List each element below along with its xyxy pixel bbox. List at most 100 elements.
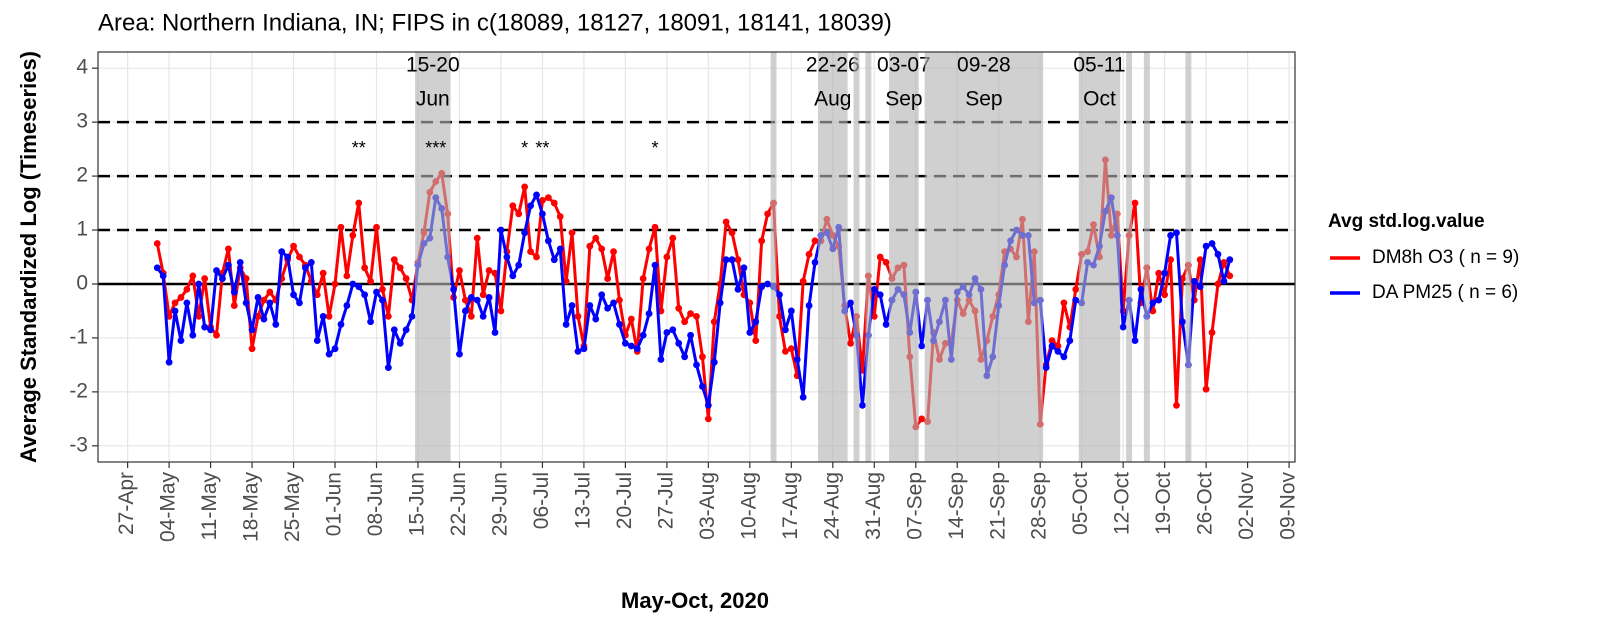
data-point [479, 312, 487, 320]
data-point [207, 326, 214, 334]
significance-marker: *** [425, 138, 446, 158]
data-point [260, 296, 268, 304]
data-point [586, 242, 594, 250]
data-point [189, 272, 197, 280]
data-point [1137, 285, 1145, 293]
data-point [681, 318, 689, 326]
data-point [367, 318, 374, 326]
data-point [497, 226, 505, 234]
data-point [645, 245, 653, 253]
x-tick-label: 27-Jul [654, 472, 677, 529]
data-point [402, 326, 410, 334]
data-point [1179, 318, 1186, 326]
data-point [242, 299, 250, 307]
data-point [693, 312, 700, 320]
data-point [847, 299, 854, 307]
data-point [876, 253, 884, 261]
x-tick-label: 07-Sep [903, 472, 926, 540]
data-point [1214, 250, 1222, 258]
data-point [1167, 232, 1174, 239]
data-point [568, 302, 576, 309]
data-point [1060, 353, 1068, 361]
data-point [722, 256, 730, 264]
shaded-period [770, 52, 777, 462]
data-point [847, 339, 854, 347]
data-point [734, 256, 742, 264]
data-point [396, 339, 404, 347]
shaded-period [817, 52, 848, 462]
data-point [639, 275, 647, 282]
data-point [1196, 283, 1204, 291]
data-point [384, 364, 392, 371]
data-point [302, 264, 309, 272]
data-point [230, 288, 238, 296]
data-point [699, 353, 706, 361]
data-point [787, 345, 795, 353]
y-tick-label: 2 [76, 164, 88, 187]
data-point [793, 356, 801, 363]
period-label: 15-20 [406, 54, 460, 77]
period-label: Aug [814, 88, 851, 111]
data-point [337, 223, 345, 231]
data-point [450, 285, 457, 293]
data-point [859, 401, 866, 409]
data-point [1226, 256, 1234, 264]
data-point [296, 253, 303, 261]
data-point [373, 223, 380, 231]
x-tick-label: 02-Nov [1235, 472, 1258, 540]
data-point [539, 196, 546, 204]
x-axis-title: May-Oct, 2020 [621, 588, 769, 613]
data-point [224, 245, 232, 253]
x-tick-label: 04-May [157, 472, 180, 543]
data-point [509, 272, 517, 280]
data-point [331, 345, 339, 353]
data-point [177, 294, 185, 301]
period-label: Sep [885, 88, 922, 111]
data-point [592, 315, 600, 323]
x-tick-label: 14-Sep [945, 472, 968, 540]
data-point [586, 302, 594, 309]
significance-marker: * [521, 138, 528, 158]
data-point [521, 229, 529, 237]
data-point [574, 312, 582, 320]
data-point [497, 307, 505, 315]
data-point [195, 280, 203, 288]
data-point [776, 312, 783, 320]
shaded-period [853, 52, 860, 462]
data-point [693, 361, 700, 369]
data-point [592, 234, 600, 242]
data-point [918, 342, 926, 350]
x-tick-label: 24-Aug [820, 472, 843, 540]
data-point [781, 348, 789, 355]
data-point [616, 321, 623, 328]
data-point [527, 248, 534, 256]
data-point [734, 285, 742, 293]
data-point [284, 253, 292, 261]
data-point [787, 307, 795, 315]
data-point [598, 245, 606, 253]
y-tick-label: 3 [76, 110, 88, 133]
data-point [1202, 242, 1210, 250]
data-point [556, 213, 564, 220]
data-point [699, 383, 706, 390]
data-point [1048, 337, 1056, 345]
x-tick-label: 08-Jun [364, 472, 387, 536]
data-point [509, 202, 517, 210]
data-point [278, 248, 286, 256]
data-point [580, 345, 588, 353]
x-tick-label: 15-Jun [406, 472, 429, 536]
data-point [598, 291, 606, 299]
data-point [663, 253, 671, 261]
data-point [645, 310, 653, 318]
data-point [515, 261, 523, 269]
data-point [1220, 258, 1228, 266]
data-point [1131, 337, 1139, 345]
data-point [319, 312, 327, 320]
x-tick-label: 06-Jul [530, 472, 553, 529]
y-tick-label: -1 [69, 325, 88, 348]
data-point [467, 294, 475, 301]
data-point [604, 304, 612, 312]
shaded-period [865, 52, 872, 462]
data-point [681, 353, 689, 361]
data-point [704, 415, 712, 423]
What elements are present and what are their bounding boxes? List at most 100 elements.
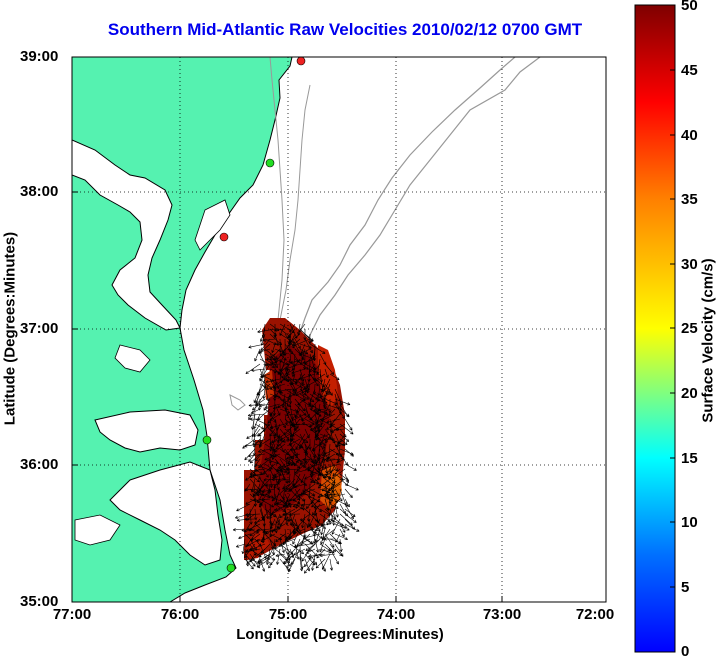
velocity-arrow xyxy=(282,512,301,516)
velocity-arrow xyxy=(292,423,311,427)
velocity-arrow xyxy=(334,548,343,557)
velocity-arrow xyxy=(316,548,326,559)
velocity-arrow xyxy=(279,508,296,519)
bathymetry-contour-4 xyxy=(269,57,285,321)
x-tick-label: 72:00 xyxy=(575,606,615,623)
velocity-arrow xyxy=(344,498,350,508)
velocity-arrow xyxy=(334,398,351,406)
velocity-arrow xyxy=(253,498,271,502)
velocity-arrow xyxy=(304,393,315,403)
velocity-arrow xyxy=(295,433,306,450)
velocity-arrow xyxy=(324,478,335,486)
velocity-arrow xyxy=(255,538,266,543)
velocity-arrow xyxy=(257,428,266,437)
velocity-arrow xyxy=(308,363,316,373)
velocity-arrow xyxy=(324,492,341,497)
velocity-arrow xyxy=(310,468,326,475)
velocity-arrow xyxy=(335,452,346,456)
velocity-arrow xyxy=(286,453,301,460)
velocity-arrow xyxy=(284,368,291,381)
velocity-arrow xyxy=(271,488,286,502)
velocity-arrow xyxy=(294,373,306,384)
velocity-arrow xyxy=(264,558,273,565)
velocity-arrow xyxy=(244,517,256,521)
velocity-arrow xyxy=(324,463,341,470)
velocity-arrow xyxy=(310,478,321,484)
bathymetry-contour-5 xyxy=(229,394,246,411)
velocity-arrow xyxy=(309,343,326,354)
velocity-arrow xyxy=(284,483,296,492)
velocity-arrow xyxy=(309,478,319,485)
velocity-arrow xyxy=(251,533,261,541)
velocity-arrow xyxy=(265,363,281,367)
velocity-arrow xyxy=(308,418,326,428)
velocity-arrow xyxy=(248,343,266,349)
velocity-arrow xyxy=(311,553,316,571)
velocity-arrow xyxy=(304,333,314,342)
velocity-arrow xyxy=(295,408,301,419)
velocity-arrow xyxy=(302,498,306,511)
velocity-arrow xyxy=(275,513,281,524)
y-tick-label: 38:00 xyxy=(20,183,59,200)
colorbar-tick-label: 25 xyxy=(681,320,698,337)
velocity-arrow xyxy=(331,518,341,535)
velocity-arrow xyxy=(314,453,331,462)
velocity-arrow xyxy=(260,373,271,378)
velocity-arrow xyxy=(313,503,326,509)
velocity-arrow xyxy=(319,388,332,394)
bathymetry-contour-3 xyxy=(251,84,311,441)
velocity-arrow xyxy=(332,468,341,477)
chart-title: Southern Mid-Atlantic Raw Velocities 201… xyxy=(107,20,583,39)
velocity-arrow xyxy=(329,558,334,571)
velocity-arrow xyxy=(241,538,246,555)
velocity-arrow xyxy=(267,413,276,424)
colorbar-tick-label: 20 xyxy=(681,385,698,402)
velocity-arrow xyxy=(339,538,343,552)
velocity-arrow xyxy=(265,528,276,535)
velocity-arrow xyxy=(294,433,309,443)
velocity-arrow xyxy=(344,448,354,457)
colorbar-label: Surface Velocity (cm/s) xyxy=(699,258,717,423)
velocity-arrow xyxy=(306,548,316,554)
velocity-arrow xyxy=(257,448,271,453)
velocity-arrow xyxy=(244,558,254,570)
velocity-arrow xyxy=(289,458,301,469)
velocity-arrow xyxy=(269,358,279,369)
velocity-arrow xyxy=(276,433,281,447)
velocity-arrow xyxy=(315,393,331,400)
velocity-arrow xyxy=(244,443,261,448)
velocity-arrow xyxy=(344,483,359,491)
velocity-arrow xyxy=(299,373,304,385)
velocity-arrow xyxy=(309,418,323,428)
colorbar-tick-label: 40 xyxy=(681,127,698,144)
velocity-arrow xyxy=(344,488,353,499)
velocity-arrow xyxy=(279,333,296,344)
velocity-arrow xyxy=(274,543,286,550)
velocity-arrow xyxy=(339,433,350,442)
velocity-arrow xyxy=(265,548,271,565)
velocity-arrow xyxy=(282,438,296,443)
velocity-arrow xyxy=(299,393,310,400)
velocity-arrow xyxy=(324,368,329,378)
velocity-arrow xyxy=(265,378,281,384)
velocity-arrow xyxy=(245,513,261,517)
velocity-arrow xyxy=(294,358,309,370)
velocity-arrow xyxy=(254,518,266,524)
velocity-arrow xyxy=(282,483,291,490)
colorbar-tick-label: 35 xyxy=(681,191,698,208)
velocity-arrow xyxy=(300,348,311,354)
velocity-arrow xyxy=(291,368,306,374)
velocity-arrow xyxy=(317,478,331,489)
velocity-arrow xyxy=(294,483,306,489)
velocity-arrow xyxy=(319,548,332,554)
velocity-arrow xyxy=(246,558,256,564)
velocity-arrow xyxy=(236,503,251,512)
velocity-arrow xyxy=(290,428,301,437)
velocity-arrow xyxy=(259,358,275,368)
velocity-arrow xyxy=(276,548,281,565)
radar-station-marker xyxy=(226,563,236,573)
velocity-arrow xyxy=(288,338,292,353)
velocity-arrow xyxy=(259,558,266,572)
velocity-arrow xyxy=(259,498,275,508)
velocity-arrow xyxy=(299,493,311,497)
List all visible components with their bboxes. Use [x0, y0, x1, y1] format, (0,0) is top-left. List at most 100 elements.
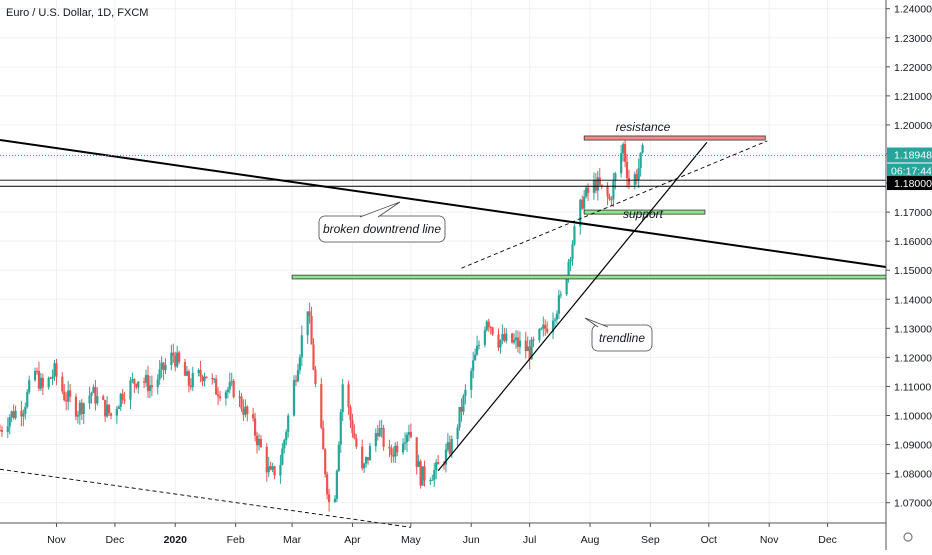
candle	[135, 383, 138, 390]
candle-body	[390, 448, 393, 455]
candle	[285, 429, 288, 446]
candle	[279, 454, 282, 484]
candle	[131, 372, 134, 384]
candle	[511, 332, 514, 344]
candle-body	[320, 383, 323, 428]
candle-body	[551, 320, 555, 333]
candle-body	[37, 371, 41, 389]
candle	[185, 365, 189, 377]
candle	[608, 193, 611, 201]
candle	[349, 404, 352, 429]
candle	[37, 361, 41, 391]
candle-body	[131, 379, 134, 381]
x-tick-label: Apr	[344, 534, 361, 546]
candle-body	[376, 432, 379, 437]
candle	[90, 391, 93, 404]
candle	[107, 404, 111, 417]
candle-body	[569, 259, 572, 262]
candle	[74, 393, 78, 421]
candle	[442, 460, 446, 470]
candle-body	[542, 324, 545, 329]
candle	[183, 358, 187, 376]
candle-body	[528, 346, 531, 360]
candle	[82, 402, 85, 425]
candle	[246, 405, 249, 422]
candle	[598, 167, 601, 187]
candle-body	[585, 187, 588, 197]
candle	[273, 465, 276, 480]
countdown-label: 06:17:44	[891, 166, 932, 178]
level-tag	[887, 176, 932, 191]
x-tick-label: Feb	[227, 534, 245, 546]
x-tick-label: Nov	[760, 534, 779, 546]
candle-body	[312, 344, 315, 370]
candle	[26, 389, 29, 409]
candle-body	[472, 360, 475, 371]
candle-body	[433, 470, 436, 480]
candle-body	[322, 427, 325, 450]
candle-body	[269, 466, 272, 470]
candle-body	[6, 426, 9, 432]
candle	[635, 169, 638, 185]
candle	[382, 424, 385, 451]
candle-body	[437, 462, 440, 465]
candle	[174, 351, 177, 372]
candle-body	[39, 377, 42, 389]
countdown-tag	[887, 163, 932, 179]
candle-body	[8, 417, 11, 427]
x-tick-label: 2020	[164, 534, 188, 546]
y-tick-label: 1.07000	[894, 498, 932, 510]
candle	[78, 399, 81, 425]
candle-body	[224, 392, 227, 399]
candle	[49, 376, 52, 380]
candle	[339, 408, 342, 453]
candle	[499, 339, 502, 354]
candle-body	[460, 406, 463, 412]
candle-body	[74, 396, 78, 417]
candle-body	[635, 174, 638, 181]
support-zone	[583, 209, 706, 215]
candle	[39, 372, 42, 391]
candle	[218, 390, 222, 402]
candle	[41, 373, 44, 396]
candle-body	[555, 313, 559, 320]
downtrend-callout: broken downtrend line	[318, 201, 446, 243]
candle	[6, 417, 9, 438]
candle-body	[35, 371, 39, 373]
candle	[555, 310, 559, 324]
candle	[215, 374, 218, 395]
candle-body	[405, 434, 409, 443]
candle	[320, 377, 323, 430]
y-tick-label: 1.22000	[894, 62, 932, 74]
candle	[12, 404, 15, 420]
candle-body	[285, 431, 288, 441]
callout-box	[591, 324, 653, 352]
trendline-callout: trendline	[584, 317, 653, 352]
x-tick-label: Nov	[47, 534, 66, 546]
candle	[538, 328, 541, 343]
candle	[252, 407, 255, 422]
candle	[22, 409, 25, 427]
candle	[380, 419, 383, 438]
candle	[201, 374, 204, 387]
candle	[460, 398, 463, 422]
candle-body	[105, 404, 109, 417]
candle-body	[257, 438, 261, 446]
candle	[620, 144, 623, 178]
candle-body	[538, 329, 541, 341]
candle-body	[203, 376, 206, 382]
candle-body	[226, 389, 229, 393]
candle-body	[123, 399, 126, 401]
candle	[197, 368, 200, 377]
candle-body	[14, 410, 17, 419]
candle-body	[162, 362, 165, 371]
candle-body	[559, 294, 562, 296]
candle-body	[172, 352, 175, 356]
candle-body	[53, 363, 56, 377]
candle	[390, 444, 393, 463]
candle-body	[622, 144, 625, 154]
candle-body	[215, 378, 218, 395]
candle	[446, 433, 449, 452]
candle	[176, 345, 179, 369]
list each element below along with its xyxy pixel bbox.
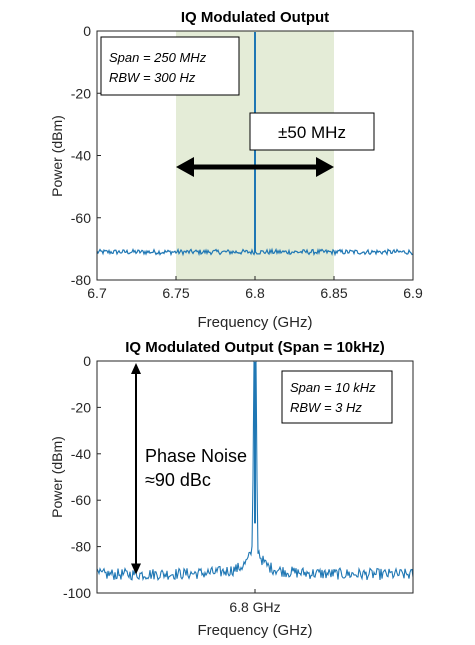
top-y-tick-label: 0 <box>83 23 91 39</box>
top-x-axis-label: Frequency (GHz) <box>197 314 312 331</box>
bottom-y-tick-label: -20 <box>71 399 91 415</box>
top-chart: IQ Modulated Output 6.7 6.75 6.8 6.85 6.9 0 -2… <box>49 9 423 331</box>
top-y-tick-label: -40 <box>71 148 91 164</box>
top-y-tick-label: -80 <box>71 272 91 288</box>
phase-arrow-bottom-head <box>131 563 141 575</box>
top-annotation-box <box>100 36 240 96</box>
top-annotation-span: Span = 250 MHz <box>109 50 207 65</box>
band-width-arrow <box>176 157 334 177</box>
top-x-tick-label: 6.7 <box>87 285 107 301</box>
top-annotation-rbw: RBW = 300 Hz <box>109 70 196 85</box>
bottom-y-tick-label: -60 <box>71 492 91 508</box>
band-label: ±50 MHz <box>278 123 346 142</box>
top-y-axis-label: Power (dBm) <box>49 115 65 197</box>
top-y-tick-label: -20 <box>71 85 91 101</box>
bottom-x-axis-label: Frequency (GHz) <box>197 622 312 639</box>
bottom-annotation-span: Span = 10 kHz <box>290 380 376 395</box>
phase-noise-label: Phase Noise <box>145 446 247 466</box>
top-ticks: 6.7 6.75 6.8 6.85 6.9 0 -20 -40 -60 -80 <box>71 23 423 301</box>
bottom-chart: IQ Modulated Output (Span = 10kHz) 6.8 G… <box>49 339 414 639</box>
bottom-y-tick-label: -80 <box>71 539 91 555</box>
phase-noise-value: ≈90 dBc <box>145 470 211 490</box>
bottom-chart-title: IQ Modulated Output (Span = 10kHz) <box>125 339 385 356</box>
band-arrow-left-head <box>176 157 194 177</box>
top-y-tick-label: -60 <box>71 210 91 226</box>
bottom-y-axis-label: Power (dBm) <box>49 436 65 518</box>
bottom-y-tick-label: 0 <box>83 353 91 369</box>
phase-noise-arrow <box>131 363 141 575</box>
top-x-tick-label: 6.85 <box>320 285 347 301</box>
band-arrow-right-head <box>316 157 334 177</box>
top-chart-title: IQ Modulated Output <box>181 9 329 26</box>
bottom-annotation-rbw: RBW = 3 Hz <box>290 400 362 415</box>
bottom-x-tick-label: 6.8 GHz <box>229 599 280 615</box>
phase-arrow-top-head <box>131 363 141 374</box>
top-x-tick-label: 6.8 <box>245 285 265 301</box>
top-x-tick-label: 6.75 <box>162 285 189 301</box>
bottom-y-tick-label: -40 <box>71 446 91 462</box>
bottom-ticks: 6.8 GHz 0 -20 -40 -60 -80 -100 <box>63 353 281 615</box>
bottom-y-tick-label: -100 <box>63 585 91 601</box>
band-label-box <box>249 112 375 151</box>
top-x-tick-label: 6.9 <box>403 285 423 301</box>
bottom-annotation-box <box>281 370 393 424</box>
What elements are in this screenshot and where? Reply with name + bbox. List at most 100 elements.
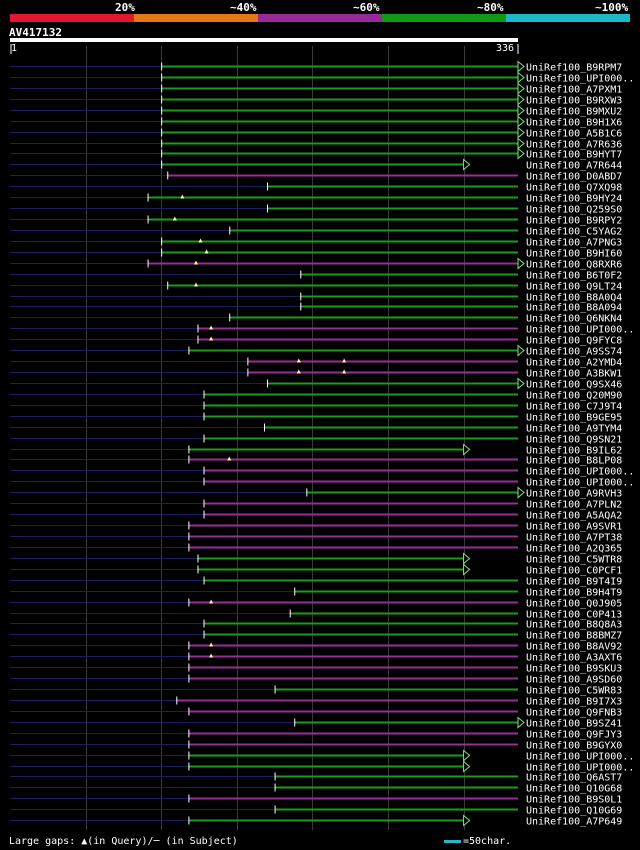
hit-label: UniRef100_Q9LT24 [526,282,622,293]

□ □ □ □ □ □ □

EXERCISE PROMPT: Update the part of the records that opens with the line containing "velocity-arrow xyxy=(282,512,301,516)" and closes with the line containing "velocity-arrow xyxy=(284,368,291,381)". Write those lines again with "bathymetry-contour-4" changed to "depth-contour-4" and nothing else altered.

OUTPUT FOR THIS EXERCISE:
velocity-arrow xyxy=(282,512,301,516)
velocity-arrow xyxy=(292,423,311,427)
velocity-arrow xyxy=(334,548,343,557)
velocity-arrow xyxy=(316,548,326,559)
velocity-arrow xyxy=(279,508,296,519)
depth-contour-4 xyxy=(269,57,285,321)
x-tick-label: 72:00 xyxy=(575,606,615,623)
velocity-arrow xyxy=(344,498,350,508)
velocity-arrow xyxy=(334,398,351,406)
velocity-arrow xyxy=(253,498,271,502)
velocity-arrow xyxy=(304,393,315,403)
velocity-arrow xyxy=(295,433,306,450)
velocity-arrow xyxy=(324,478,335,486)
velocity-arrow xyxy=(255,538,266,543)
velocity-arrow xyxy=(257,428,266,437)
velocity-arrow xyxy=(308,363,316,373)
velocity-arrow xyxy=(324,492,341,497)
velocity-arrow xyxy=(310,468,326,475)
velocity-arrow xyxy=(335,452,346,456)
velocity-arrow xyxy=(286,453,301,460)
velocity-arrow xyxy=(284,368,291,381)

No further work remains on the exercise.